Problem details: Work out how many lines include "Average" and answer with that number only.

Figure record listings:
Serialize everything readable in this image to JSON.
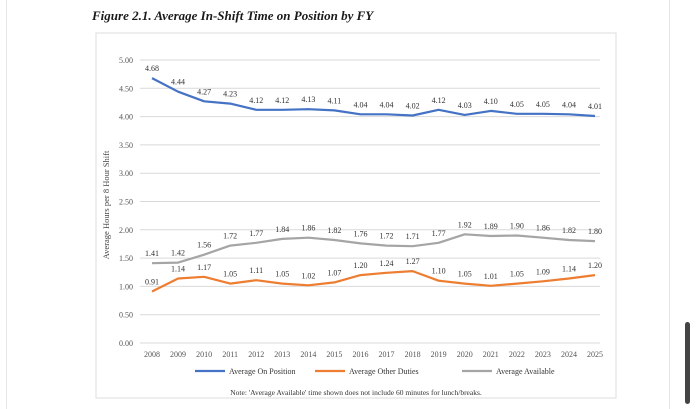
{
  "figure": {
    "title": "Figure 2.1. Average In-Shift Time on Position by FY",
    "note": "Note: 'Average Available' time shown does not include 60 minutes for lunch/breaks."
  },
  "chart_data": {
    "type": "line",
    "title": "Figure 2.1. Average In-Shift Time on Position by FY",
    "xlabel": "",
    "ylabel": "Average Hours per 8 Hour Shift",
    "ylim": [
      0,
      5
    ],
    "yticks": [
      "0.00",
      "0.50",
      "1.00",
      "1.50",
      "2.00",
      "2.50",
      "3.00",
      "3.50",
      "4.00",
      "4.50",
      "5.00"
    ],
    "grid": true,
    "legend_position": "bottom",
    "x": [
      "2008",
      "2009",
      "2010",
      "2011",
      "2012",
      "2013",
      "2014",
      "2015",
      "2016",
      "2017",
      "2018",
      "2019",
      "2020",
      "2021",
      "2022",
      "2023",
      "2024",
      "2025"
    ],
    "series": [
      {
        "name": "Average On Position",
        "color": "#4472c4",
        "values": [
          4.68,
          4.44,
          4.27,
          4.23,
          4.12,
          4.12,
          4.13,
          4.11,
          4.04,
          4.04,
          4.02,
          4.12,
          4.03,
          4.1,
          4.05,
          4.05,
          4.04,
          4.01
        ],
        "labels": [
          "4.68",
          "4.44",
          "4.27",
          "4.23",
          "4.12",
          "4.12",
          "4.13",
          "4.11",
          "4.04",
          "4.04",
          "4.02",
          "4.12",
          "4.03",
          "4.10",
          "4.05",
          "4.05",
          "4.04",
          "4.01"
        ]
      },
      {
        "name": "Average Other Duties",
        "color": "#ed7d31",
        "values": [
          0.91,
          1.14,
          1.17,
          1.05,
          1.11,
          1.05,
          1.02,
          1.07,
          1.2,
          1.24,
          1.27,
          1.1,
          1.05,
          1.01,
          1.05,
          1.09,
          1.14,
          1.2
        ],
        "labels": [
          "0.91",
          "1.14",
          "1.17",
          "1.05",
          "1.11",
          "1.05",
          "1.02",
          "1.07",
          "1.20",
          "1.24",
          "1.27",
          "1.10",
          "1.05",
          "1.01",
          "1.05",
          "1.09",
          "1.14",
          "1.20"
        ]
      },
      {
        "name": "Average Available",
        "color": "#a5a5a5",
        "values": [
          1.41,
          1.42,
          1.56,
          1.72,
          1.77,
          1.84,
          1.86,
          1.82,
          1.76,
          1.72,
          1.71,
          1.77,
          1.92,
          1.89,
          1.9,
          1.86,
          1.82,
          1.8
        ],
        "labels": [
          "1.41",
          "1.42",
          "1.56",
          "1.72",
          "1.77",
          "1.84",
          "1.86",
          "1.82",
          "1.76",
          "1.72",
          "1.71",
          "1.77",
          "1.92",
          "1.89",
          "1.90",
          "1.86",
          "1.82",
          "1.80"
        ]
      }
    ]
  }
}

Worked solution: 7